• [Problem to solve] Work through the following lines and count those that hold the word "below". Reply with that number only.

• [Dataset content]
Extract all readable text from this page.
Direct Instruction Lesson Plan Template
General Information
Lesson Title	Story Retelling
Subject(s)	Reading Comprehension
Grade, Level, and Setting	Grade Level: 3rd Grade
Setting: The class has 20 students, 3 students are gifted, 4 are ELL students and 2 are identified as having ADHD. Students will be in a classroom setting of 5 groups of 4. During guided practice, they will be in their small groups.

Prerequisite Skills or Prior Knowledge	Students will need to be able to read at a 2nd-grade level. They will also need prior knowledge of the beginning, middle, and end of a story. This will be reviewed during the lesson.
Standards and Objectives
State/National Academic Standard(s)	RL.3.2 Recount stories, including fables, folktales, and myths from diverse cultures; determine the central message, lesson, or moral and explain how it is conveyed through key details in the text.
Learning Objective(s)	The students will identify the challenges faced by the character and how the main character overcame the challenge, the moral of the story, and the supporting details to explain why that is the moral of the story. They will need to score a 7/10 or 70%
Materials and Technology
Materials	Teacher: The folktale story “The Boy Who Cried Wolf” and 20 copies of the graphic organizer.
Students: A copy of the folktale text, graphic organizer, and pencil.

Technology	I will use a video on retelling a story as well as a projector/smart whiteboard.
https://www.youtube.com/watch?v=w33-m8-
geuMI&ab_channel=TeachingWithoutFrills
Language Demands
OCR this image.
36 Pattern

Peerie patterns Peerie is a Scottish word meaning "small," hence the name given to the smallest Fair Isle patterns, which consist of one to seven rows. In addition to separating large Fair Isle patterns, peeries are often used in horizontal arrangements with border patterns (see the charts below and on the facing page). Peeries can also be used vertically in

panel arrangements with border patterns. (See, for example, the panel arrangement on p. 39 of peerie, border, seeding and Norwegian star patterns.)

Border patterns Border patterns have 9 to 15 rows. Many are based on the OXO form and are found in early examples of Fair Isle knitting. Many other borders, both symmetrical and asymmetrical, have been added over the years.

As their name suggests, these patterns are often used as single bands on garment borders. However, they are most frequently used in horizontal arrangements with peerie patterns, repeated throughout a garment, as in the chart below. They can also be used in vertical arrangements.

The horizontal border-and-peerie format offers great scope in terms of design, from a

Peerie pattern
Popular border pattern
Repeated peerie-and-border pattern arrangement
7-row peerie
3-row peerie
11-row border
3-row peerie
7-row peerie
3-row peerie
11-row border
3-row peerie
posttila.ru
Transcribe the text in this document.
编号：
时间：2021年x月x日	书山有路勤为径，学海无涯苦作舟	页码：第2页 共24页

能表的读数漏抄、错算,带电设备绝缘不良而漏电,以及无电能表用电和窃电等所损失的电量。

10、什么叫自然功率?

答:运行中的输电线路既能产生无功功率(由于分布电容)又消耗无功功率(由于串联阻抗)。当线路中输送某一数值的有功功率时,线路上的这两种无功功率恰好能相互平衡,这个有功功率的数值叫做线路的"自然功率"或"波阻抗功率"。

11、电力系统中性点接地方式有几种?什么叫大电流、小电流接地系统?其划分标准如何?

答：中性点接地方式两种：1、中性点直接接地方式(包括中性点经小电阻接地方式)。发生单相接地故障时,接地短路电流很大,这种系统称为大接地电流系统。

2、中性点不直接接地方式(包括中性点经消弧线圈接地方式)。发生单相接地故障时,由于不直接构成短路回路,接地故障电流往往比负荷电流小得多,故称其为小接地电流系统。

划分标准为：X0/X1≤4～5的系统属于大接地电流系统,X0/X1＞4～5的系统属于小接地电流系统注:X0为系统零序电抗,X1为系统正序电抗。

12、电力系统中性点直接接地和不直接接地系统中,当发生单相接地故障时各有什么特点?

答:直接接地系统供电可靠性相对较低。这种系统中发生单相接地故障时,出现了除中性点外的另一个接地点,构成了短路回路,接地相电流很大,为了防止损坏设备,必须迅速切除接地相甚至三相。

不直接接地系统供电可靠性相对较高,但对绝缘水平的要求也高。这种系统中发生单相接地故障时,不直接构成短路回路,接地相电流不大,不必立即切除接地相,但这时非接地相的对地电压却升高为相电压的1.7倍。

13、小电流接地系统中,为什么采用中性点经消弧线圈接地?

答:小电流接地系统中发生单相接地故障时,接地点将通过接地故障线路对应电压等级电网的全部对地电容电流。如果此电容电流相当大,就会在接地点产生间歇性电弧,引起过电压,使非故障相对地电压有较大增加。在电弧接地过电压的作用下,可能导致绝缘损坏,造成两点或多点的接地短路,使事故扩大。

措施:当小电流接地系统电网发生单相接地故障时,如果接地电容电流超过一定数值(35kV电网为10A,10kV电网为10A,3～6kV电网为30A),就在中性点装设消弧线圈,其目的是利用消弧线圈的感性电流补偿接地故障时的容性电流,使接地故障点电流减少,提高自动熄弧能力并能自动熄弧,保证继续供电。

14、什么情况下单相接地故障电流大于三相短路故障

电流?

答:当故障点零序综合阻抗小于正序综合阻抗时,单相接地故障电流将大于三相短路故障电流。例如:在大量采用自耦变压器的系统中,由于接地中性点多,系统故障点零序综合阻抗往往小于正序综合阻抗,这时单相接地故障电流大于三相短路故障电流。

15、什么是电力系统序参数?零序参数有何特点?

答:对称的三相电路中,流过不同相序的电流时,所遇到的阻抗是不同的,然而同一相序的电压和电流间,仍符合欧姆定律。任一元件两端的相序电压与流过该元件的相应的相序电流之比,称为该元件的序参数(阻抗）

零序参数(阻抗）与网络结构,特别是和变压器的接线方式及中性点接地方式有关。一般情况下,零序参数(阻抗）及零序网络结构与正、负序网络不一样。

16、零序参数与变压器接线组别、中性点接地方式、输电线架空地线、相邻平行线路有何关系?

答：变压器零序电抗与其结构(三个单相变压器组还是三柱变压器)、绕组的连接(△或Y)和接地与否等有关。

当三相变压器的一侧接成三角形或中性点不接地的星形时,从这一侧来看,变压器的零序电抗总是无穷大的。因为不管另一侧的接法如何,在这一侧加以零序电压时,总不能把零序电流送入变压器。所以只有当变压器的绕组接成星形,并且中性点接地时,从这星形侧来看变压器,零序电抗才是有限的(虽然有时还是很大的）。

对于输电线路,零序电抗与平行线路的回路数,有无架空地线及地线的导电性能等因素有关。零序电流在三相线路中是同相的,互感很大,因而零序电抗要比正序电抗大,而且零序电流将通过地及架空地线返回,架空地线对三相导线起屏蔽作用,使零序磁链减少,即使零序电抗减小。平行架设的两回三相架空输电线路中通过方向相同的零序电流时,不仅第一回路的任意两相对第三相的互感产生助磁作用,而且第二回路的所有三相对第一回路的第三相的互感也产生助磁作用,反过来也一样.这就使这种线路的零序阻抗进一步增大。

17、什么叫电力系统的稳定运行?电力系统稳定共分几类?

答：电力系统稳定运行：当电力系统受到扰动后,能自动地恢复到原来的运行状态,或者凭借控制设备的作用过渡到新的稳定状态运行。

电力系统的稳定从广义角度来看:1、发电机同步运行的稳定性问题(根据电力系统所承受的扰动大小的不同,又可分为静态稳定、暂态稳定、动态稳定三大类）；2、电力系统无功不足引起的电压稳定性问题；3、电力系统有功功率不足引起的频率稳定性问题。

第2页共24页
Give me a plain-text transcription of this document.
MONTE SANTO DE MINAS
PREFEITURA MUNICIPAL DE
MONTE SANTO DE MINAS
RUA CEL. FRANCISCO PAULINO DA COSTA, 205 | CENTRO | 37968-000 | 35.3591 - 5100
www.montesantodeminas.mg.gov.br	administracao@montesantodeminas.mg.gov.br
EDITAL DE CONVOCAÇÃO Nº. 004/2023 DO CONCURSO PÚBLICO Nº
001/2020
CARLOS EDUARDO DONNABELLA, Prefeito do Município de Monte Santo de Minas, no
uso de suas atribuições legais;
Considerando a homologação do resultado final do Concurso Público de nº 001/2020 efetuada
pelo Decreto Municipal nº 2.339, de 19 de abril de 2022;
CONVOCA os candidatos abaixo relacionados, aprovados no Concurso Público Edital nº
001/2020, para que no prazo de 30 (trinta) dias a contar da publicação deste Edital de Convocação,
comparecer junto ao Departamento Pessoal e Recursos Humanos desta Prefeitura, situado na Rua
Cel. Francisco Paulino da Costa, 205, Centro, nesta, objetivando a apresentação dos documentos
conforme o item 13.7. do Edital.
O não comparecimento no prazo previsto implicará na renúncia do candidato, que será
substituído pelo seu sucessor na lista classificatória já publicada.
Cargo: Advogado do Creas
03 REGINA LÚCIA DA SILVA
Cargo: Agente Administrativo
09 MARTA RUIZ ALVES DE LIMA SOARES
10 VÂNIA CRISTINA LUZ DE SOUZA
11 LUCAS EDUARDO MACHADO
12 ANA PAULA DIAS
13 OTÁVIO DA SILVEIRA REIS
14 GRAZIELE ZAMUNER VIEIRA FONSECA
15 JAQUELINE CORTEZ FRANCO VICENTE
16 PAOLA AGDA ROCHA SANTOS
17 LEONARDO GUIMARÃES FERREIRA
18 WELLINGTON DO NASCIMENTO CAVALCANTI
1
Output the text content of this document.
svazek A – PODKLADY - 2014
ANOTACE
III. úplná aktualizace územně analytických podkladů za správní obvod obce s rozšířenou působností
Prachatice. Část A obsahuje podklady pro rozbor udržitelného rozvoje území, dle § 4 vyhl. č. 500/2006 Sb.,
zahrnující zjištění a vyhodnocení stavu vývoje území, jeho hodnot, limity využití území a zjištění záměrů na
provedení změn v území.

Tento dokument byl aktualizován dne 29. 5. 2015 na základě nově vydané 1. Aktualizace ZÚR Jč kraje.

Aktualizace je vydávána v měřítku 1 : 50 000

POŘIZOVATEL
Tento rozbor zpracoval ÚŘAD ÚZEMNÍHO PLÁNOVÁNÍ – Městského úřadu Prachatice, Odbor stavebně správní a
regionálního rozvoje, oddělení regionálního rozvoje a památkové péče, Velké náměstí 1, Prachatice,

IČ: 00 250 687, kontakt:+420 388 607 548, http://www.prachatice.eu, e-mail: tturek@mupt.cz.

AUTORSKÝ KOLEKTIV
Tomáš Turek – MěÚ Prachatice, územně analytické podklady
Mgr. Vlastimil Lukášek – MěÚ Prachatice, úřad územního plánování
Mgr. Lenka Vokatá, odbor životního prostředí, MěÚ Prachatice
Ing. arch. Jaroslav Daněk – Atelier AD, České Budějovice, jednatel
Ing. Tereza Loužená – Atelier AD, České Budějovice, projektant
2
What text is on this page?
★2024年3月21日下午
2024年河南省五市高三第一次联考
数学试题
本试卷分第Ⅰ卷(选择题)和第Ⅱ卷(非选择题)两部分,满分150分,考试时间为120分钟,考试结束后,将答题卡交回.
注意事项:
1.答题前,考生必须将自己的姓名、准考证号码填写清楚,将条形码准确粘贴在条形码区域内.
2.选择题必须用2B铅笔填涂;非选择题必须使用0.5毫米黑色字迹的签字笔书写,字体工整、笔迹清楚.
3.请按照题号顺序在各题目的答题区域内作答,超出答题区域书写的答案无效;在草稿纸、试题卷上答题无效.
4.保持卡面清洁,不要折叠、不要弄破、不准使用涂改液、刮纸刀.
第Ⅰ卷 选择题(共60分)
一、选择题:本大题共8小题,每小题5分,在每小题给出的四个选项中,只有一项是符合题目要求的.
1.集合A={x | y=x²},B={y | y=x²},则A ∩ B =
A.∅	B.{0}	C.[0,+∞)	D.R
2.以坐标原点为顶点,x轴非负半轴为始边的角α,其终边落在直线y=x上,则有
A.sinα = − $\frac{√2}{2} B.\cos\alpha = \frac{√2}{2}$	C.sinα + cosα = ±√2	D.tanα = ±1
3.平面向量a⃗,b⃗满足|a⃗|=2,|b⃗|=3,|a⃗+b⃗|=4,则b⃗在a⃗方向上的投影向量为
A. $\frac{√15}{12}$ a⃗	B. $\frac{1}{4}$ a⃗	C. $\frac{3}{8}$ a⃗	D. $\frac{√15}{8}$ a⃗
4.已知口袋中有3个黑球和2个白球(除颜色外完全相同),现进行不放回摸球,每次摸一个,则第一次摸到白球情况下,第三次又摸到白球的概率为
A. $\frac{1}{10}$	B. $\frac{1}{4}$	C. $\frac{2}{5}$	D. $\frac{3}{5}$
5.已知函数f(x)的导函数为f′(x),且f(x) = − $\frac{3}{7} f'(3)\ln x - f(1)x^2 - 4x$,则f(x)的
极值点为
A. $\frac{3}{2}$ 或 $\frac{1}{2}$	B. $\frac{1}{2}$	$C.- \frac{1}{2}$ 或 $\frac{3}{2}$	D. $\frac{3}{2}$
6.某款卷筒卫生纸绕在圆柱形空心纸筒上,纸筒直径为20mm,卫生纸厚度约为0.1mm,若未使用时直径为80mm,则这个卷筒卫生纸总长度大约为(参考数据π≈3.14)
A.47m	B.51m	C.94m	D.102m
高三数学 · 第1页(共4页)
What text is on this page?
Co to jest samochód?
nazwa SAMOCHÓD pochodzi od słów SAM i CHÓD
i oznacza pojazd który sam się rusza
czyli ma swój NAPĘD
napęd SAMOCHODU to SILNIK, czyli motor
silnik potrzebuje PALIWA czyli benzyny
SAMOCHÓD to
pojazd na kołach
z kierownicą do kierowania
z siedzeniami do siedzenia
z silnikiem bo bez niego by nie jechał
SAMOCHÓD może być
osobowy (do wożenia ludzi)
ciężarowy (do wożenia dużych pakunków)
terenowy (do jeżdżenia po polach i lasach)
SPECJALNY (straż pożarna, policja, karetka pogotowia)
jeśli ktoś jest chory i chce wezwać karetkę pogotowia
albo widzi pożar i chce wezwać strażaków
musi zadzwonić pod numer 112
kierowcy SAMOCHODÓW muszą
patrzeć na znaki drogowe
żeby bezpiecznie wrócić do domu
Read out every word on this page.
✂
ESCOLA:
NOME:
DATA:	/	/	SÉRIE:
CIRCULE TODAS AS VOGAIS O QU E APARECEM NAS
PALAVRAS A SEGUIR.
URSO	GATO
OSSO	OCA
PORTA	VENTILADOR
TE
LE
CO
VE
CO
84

• [Result] 2